WHAT IS BEING ASKED>
Across the entries below, how many lines contain the string "умений"? Give only the count.

-------- DATA IN THIS EXERCISE --------

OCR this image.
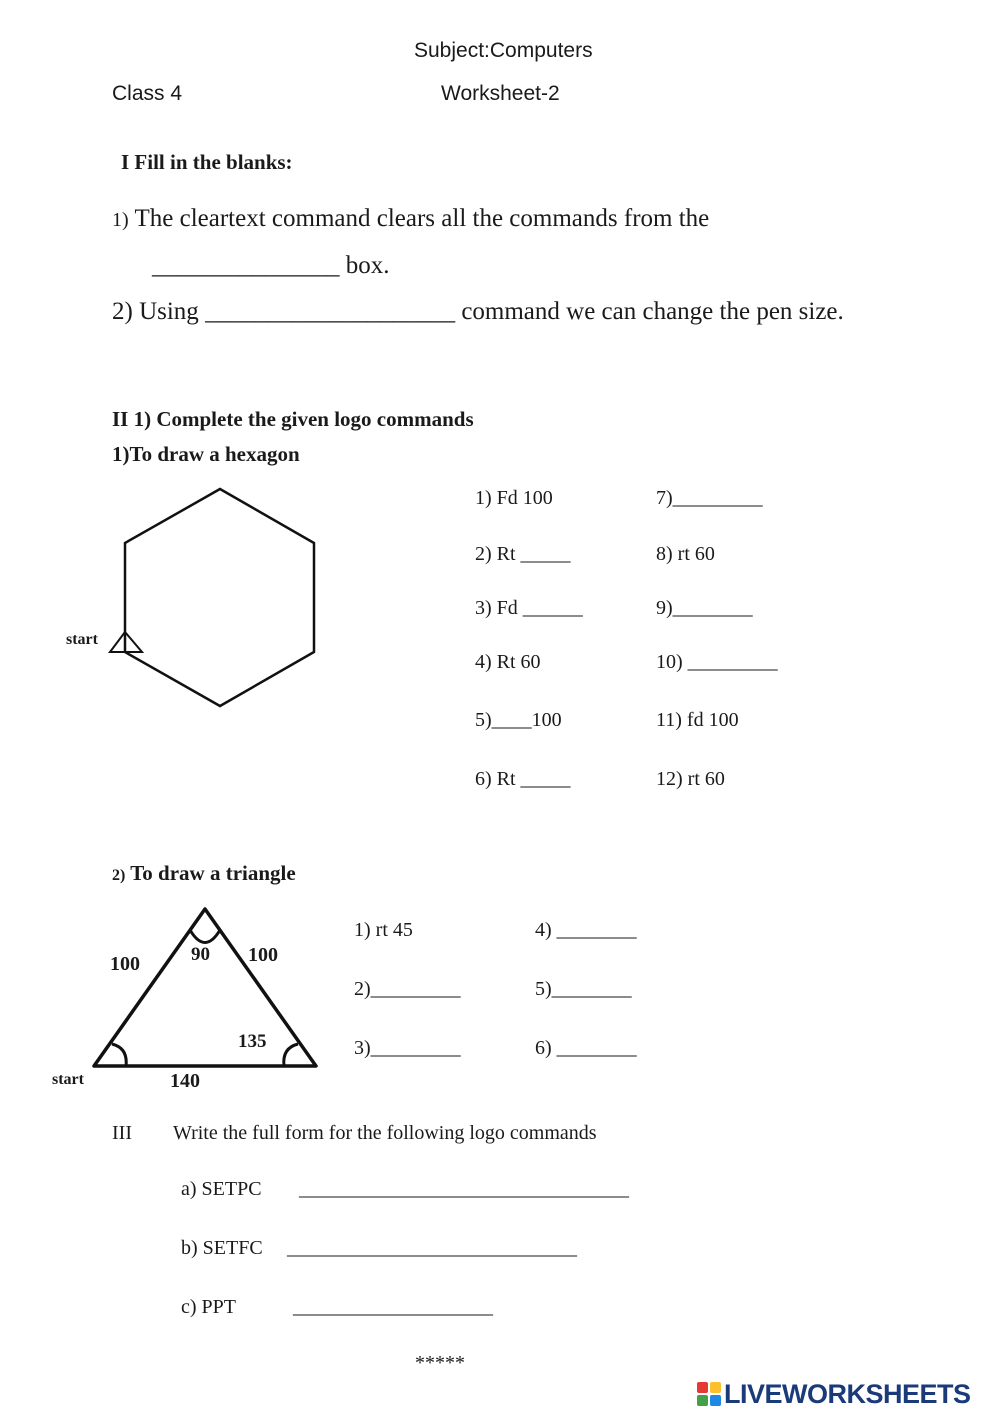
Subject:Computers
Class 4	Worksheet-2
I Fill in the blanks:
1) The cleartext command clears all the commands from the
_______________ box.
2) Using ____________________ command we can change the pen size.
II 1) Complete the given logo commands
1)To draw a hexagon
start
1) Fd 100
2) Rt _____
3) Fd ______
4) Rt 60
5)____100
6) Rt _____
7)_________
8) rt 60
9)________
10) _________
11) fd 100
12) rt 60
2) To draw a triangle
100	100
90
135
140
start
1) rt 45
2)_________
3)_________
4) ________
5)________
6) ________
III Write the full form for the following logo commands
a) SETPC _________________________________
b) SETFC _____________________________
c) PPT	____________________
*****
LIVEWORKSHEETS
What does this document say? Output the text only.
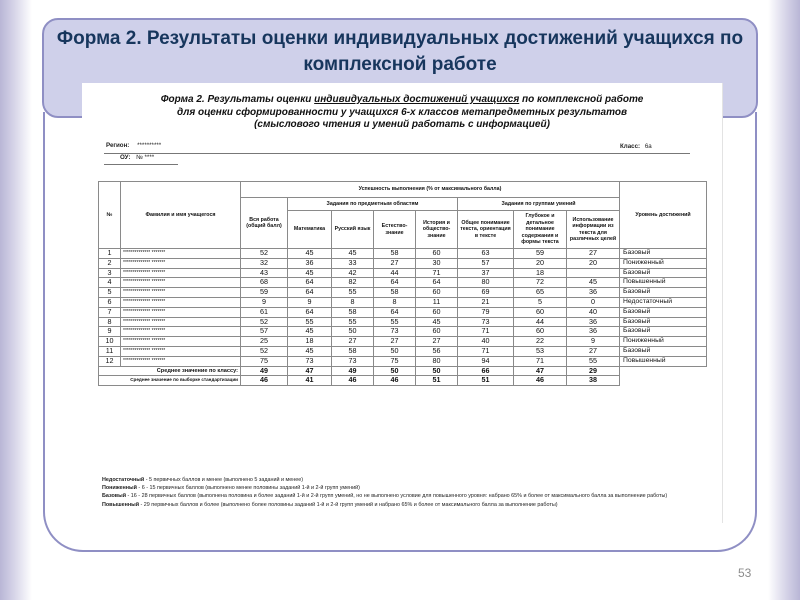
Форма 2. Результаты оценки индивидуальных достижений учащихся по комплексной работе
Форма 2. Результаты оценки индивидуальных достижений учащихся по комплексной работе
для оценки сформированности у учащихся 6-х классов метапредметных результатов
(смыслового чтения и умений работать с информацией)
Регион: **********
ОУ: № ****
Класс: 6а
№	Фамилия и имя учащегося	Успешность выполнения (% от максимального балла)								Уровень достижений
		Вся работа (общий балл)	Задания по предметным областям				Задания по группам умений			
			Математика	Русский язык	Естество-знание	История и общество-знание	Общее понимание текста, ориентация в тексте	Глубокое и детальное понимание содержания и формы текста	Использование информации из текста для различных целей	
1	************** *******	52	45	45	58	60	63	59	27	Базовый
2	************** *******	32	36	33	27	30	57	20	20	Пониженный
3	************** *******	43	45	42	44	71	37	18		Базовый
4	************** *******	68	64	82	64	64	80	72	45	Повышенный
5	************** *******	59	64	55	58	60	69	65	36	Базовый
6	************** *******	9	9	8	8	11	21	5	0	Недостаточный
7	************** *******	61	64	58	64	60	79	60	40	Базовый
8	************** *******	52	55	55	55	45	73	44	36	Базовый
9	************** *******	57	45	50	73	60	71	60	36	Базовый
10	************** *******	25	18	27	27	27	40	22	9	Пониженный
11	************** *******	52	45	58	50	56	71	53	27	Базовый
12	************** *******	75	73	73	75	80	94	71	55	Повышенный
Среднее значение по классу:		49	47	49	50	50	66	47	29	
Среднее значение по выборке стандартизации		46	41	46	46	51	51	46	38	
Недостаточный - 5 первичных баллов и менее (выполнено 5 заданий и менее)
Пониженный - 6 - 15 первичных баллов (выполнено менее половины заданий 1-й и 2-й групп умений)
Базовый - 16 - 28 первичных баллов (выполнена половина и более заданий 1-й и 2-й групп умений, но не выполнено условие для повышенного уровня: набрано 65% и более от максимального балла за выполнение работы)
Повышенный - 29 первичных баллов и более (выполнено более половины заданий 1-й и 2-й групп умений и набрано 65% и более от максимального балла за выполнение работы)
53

--------

RIGHT ANSWER>
5